### Supplied material:
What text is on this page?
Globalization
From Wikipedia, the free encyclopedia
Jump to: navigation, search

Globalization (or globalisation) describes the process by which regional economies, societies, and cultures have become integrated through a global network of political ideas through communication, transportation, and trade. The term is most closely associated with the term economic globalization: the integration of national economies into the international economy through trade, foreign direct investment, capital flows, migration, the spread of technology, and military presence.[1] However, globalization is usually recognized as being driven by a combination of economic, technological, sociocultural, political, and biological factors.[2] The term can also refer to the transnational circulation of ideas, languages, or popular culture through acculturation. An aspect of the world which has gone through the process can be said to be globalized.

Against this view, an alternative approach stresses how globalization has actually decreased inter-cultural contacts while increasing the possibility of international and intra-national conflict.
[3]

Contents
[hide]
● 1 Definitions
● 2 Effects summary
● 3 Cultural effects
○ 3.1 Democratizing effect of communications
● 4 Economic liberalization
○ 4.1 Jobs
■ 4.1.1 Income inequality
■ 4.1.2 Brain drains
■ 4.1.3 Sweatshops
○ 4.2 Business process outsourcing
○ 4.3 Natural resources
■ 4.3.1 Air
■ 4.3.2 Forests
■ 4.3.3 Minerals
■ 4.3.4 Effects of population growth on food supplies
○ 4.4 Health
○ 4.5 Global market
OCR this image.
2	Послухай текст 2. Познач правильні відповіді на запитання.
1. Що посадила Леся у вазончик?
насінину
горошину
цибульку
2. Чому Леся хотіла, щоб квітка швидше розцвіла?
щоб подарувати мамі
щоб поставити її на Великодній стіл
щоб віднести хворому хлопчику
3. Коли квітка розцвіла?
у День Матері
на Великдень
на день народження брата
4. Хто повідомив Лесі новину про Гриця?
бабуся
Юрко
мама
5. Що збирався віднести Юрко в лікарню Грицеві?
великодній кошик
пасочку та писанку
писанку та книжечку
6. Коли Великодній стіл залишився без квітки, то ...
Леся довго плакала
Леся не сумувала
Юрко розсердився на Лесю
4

### Given exercise:
What is the number of lines above that hold the string "писанку"? Answer with that number alone.

### Result of the task:
2